Stated task: Extract each line from the entries below that has the string "title" in it.

______________________________

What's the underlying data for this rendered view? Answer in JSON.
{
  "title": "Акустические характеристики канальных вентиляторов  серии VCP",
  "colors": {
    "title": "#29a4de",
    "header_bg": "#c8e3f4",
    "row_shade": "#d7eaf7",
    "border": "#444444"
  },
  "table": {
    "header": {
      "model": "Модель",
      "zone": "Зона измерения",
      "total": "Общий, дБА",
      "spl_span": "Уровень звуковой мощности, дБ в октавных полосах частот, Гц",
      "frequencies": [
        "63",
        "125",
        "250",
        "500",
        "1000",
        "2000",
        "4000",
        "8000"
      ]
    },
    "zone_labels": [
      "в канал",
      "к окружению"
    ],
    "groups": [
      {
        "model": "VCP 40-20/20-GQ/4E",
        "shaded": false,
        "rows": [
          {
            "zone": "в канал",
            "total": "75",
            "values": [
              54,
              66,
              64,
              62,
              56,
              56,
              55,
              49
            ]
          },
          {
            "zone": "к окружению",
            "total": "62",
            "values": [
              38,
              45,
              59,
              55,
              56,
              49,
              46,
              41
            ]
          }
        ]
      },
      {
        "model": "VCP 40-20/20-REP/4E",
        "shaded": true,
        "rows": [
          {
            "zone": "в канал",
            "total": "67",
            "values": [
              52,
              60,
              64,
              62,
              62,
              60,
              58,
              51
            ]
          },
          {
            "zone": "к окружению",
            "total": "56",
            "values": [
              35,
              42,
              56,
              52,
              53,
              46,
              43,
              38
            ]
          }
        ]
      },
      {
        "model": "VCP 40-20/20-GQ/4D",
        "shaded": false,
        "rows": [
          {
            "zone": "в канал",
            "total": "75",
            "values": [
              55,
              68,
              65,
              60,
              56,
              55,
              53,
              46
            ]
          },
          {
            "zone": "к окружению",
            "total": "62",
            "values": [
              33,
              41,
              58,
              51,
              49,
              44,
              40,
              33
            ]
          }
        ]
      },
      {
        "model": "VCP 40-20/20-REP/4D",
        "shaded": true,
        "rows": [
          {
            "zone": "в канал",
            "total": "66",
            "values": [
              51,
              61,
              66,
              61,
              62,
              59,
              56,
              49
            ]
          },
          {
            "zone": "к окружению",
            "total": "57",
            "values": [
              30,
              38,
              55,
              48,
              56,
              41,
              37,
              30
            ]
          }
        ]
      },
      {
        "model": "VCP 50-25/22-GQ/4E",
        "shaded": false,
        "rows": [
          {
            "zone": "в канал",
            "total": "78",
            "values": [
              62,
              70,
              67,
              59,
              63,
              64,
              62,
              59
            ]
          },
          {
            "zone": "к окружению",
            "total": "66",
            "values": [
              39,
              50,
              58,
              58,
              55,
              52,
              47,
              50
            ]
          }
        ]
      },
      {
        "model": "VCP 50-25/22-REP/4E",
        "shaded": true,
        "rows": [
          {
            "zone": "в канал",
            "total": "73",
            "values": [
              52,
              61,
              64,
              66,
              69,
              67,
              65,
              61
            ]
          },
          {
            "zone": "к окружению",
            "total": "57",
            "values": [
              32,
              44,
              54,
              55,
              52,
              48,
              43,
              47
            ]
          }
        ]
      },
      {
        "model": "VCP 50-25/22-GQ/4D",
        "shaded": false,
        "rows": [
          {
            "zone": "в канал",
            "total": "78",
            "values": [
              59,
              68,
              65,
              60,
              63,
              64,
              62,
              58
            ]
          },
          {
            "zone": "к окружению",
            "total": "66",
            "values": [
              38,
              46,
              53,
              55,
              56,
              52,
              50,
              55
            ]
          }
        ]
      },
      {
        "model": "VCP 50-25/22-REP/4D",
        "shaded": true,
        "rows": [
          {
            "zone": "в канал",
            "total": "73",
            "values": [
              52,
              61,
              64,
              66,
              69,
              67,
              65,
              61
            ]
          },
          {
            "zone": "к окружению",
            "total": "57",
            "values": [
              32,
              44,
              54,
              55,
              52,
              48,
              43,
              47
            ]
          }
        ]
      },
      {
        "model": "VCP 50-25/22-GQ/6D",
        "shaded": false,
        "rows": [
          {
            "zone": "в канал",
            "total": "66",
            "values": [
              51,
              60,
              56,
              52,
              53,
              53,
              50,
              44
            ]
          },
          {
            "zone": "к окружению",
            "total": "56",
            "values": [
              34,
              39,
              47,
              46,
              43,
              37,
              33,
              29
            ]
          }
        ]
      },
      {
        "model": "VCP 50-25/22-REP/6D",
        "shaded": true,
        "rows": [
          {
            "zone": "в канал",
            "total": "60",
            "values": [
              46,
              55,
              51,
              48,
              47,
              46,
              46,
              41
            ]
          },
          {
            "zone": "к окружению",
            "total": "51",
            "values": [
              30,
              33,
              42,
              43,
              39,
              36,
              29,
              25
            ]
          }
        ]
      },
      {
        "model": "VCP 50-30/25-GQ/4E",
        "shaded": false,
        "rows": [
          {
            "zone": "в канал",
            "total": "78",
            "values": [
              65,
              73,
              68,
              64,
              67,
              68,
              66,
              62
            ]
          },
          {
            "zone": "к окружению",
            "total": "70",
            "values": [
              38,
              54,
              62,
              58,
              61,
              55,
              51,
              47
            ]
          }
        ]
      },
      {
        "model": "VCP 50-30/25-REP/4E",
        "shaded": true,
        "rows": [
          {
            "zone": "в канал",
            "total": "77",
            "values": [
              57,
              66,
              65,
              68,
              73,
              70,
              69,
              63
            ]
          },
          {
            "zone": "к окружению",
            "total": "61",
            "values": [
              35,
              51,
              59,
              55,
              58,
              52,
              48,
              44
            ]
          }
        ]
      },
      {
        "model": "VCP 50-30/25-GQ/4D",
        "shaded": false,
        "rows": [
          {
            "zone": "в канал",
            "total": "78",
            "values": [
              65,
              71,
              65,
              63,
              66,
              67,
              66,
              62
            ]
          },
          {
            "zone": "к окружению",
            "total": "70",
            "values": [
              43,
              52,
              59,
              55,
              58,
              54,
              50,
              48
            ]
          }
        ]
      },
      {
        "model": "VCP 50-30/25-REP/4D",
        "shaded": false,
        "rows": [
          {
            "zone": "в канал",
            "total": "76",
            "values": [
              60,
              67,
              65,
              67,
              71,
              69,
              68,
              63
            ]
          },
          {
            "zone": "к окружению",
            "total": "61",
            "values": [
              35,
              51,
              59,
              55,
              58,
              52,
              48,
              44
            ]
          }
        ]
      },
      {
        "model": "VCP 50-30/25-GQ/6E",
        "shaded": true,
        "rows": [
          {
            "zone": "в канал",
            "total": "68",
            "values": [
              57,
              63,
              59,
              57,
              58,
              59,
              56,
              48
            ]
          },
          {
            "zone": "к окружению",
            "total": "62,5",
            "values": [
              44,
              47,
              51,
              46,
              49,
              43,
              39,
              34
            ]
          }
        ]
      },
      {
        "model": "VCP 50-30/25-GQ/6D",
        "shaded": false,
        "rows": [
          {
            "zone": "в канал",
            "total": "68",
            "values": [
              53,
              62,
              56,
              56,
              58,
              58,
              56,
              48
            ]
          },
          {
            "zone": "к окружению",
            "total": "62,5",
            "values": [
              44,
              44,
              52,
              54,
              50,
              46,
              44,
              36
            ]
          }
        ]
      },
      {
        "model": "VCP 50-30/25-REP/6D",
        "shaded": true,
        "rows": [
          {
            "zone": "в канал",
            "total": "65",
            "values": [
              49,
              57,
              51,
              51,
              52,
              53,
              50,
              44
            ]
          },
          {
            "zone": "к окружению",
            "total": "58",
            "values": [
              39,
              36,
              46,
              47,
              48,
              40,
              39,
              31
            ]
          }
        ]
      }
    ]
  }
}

______________________________

Solution:
  "title": "Акустические характеристики канальных вентиляторов  серии VCP",
    "title": "#29a4de",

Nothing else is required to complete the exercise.